== Data records ==

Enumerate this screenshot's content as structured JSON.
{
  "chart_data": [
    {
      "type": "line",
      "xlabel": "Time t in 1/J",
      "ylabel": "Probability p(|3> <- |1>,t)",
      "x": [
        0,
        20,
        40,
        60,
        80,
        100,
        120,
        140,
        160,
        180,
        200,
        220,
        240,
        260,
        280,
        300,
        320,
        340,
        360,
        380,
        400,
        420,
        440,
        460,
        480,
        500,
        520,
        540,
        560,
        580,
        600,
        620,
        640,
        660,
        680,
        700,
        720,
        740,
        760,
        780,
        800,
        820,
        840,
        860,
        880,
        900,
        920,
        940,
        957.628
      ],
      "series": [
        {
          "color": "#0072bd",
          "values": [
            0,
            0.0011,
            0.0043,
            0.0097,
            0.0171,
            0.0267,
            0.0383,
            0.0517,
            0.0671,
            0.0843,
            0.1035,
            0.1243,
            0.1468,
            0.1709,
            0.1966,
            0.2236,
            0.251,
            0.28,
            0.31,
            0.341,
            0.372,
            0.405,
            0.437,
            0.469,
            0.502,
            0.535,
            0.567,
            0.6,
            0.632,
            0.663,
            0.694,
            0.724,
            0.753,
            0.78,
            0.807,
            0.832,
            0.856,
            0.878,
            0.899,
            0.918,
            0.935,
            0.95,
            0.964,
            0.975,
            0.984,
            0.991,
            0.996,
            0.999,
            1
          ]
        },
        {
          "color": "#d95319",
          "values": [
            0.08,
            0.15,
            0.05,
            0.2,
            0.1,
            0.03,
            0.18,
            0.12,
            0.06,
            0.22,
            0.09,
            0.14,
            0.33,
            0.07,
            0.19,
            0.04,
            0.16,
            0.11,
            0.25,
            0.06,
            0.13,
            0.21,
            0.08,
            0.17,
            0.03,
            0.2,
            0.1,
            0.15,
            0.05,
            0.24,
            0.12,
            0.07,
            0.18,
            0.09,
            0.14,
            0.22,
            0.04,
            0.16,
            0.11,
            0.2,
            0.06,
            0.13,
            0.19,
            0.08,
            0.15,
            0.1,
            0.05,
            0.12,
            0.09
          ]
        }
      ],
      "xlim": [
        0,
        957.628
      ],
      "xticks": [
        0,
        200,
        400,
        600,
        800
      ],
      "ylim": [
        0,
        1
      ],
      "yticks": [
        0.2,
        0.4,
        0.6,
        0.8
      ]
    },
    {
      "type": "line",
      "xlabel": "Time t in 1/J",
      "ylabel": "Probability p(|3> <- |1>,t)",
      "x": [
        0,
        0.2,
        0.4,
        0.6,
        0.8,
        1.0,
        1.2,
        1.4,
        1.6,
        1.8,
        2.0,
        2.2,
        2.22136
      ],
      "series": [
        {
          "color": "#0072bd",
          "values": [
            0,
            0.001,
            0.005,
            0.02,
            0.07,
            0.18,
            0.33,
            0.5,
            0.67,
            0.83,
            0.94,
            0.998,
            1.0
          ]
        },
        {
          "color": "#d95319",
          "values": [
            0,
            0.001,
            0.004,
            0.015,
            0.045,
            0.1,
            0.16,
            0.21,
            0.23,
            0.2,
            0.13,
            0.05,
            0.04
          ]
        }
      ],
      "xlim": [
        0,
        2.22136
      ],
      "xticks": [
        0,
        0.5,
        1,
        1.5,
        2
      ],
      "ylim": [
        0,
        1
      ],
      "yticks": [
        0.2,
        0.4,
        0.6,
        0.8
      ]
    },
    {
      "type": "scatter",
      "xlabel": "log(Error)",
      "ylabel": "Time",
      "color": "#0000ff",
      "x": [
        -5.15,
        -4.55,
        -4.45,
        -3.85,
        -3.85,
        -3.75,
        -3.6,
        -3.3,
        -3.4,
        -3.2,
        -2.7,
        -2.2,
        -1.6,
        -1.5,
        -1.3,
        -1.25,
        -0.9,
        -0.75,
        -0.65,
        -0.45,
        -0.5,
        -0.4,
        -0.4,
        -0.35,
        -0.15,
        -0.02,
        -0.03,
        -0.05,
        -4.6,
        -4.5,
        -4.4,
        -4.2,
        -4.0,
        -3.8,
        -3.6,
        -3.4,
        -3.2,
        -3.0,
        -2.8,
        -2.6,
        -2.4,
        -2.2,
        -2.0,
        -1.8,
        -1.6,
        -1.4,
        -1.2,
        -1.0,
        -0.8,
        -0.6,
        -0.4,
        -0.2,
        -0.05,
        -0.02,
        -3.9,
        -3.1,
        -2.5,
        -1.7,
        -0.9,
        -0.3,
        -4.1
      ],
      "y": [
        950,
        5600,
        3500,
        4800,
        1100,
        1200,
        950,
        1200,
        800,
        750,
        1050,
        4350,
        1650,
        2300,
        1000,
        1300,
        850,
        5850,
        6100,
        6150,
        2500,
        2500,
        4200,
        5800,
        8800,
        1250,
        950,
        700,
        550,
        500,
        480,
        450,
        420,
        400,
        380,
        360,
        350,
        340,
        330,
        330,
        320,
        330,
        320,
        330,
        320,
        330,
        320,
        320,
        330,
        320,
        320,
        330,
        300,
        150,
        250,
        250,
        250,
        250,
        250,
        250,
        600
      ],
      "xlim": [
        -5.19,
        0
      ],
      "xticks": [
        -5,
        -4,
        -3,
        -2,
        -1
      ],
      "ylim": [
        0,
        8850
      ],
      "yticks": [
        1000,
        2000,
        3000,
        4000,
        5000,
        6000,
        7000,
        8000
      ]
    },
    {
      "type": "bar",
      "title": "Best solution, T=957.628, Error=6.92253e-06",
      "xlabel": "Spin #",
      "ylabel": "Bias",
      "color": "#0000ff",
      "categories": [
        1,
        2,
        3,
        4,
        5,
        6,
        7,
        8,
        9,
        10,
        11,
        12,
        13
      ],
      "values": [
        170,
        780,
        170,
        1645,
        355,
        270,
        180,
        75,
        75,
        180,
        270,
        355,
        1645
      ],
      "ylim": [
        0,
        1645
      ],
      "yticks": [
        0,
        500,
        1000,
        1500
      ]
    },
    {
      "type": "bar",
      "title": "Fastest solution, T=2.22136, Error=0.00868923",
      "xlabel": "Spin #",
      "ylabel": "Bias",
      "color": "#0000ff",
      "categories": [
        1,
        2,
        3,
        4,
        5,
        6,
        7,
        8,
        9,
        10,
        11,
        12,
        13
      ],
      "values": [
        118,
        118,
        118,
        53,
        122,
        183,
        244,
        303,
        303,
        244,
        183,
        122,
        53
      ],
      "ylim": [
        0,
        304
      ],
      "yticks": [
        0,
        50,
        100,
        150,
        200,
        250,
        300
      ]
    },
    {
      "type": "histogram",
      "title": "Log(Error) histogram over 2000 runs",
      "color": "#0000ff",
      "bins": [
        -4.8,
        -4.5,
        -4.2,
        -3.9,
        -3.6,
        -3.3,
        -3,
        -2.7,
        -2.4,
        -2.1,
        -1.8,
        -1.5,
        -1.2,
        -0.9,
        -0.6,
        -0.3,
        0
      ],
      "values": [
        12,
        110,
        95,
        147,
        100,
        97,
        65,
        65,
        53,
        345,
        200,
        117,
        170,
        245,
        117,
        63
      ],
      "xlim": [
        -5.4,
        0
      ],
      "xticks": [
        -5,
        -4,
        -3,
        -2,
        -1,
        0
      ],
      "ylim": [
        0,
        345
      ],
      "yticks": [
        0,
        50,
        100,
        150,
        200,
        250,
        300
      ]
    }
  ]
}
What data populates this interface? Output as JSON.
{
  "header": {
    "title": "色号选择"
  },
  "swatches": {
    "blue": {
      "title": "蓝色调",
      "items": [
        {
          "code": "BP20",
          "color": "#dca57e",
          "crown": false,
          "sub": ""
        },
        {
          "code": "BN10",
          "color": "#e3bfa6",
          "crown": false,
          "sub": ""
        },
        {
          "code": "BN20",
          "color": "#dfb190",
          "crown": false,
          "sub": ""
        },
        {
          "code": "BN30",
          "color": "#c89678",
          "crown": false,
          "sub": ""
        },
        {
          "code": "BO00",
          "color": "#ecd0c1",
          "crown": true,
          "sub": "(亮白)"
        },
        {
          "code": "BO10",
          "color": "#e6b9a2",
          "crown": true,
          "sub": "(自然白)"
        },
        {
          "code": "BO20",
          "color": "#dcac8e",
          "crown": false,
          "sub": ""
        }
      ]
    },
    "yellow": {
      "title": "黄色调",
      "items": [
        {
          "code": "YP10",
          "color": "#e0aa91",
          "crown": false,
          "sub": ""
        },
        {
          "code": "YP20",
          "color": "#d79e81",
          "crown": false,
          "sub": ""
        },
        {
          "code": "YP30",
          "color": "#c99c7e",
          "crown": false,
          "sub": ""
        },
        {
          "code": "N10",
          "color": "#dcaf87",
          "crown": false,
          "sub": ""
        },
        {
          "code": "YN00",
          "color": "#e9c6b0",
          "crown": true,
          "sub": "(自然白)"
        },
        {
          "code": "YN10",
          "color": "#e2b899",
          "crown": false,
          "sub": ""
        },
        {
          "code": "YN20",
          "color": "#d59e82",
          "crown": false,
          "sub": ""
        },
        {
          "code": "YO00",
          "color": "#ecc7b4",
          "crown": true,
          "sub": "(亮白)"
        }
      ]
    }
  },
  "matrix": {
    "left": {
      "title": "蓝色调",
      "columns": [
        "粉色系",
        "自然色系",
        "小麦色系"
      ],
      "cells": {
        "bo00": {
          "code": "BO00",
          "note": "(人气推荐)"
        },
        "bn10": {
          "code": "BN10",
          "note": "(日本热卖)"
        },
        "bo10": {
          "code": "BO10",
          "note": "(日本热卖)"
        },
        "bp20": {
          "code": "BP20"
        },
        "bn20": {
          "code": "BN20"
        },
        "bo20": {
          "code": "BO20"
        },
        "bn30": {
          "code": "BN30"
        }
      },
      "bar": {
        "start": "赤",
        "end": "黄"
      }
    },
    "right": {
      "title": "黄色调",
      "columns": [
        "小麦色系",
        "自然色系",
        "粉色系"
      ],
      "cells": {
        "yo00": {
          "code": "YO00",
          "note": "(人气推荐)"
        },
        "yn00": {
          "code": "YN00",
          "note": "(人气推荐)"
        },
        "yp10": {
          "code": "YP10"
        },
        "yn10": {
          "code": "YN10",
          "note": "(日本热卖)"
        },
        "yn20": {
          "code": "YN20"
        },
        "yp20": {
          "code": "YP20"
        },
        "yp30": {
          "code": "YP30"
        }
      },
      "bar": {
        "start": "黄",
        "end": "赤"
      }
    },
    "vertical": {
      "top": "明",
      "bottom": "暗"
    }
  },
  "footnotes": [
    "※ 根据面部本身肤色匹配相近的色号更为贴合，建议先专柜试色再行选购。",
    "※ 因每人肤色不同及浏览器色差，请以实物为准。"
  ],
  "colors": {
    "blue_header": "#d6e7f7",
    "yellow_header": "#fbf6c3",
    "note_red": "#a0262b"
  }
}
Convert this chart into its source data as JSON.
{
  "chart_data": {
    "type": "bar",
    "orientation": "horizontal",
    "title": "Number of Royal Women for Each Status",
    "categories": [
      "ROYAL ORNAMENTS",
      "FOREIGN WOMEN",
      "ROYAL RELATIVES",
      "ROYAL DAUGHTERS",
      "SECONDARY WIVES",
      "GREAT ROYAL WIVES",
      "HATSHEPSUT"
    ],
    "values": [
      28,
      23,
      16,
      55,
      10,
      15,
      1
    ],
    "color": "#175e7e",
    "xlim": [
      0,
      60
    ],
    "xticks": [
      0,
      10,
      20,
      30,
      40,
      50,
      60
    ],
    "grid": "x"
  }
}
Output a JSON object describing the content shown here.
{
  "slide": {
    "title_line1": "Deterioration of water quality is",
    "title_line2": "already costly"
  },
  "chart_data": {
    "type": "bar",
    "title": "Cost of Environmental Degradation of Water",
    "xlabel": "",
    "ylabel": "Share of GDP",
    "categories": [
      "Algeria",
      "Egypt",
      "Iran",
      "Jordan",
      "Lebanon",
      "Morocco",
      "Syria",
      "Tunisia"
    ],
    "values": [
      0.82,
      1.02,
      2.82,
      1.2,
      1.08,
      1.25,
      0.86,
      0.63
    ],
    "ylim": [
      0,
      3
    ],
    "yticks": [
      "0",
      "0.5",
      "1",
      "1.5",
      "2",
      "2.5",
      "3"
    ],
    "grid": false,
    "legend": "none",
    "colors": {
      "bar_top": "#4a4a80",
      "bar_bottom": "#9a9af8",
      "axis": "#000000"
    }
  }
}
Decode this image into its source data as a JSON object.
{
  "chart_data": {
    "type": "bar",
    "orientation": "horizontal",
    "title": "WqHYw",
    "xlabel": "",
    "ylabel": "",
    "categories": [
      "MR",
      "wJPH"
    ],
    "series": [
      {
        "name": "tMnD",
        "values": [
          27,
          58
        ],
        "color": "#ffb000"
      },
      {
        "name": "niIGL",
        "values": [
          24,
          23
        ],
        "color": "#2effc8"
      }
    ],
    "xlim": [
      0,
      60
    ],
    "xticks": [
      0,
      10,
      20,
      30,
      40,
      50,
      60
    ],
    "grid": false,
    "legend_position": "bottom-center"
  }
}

== Goal ==
In the entries above, identify every line with the word "into". Copy those lines.

== Answer to this exercise ==
Convert this chart into its source data as JSON.
Decode this image into its source data as a JSON object.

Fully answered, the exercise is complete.